What is needed: Extract the whole listing as it stands. Do not include the pictures.

Source material:
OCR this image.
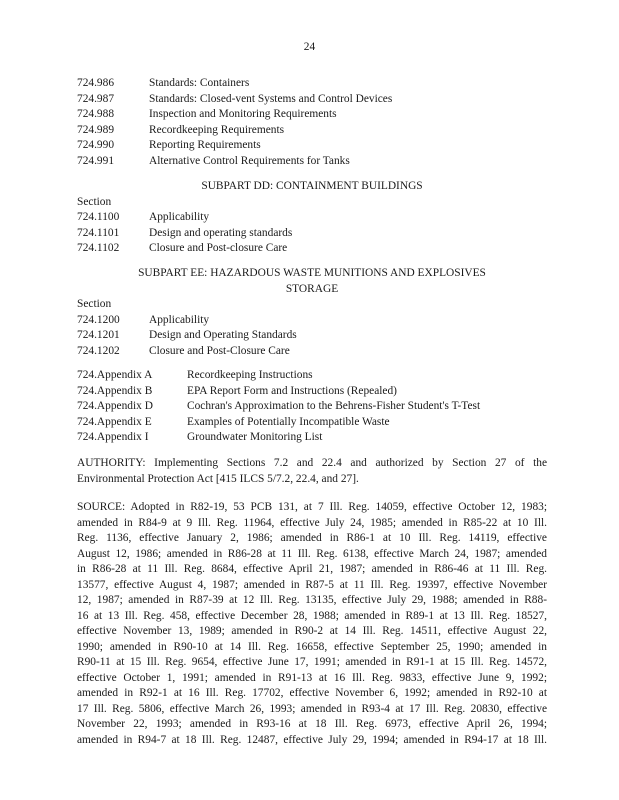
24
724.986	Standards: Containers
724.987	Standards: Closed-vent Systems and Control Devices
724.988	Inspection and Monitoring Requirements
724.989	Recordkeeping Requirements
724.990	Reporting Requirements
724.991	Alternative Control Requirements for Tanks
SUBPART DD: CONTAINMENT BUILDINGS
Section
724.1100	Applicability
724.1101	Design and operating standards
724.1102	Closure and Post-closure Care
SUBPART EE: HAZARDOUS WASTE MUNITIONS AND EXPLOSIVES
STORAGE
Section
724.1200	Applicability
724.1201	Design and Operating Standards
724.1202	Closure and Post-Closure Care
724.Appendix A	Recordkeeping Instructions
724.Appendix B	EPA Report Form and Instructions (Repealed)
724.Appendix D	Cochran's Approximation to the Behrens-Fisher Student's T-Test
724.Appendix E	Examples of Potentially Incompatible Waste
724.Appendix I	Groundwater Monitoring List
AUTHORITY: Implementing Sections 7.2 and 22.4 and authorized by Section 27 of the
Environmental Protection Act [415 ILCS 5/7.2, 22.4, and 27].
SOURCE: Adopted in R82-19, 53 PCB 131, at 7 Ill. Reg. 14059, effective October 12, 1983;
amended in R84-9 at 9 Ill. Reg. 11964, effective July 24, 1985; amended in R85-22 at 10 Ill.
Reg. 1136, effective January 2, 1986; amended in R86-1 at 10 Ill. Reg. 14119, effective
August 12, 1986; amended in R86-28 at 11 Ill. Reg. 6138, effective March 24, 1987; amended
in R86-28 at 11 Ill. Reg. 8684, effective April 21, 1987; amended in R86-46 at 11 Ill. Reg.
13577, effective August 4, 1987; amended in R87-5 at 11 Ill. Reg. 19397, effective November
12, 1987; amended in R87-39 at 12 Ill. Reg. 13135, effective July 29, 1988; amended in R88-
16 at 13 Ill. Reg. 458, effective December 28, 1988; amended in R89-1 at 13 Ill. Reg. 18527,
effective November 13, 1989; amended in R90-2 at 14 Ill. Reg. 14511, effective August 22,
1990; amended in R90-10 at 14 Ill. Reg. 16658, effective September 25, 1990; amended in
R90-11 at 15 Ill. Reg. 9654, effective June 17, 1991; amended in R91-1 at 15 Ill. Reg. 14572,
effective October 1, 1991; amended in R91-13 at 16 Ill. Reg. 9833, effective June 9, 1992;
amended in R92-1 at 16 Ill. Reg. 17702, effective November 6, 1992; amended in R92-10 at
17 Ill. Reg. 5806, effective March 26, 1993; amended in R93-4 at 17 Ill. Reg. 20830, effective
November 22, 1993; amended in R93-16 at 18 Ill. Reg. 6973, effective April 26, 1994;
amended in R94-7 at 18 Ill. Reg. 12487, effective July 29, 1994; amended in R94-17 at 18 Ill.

The completed task:
OCR this image.
24
724.986	Standards: Containers
724.987	Standards: Closed-vent Systems and Control Devices
724.988	Inspection and Monitoring Requirements
724.989	Recordkeeping Requirements
724.990	Reporting Requirements
724.991	Alternative Control Requirements for Tanks
SUBPART DD: CONTAINMENT BUILDINGS
Section
724.1100	Applicability
724.1101	Design and operating standards
724.1102	Closure and Post-closure Care
SUBPART EE: HAZARDOUS WASTE MUNITIONS AND EXPLOSIVES
STORAGE
Section
724.1200	Applicability
724.1201	Design and Operating Standards
724.1202	Closure and Post-Closure Care
724.Appendix A	Recordkeeping Instructions
724.Appendix B	EPA Report Form and Instructions (Repealed)
724.Appendix D	Cochran's Approximation to the Behrens-Fisher Student's T-Test
724.Appendix E	Examples of Potentially Incompatible Waste
724.Appendix I	Groundwater Monitoring List
AUTHORITY: Implementing Sections 7.2 and 22.4 and authorized by Section 27 of the
Environmental Protection Act [415 ILCS 5/7.2, 22.4, and 27].
SOURCE: Adopted in R82-19, 53 PCB 131, at 7 Ill. Reg. 14059, effective October 12, 1983;
amended in R84-9 at 9 Ill. Reg. 11964, effective July 24, 1985; amended in R85-22 at 10 Ill.
Reg. 1136, effective January 2, 1986; amended in R86-1 at 10 Ill. Reg. 14119, effective
August 12, 1986; amended in R86-28 at 11 Ill. Reg. 6138, effective March 24, 1987; amended
in R86-28 at 11 Ill. Reg. 8684, effective April 21, 1987; amended in R86-46 at 11 Ill. Reg.
13577, effective August 4, 1987; amended in R87-5 at 11 Ill. Reg. 19397, effective November
12, 1987; amended in R87-39 at 12 Ill. Reg. 13135, effective July 29, 1988; amended in R88-
16 at 13 Ill. Reg. 458, effective December 28, 1988; amended in R89-1 at 13 Ill. Reg. 18527,
effective November 13, 1989; amended in R90-2 at 14 Ill. Reg. 14511, effective August 22,
1990; amended in R90-10 at 14 Ill. Reg. 16658, effective September 25, 1990; amended in
R90-11 at 15 Ill. Reg. 9654, effective June 17, 1991; amended in R91-1 at 15 Ill. Reg. 14572,
effective October 1, 1991; amended in R91-13 at 16 Ill. Reg. 9833, effective June 9, 1992;
amended in R92-1 at 16 Ill. Reg. 17702, effective November 6, 1992; amended in R92-10 at
17 Ill. Reg. 5806, effective March 26, 1993; amended in R93-4 at 17 Ill. Reg. 20830, effective
November 22, 1993; amended in R93-16 at 18 Ill. Reg. 6973, effective April 26, 1994;
amended in R94-7 at 18 Ill. Reg. 12487, effective July 29, 1994; amended in R94-17 at 18 Ill.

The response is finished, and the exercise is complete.